_PROBLEM REQUIREMENTS:_
Pick out every line with the word "name" and copy it.

────────

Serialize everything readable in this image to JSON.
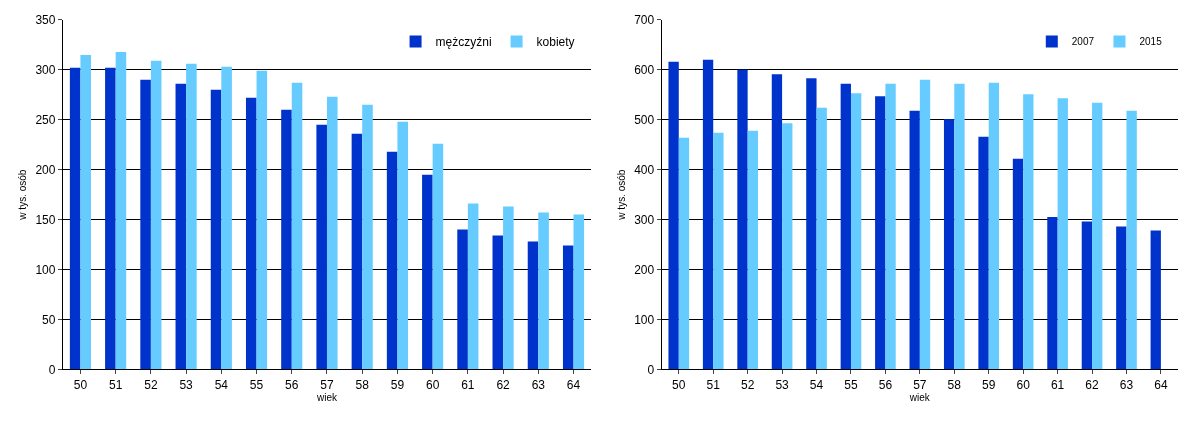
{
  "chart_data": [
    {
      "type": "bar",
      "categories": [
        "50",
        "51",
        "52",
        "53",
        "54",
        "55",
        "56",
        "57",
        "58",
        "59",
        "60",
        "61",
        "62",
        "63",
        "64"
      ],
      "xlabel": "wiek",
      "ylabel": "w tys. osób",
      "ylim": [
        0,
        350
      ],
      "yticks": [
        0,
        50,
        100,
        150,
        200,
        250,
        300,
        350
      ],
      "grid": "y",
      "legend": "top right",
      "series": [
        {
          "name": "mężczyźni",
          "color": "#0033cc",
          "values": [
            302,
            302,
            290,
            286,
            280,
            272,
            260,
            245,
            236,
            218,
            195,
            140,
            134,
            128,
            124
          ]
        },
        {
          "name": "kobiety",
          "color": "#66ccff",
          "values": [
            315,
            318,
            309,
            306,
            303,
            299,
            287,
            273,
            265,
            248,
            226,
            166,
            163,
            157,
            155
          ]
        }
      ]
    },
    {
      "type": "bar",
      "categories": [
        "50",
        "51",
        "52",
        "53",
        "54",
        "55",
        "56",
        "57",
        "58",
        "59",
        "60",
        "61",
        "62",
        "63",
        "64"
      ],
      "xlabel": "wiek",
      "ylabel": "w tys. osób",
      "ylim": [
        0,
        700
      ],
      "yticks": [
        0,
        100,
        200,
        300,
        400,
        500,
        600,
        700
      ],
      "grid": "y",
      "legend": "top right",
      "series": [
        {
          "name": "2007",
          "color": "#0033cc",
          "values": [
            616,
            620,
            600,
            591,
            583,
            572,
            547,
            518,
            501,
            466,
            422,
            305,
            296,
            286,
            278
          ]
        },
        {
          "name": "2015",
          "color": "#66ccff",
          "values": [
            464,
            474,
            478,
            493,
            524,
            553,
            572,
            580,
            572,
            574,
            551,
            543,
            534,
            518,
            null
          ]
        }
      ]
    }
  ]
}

────────

_RESPONSE TO THIS TASK:_
          "name": "mężczyźni",
          "name": "kobiety",
          "name": "2007",
          "name": "2015",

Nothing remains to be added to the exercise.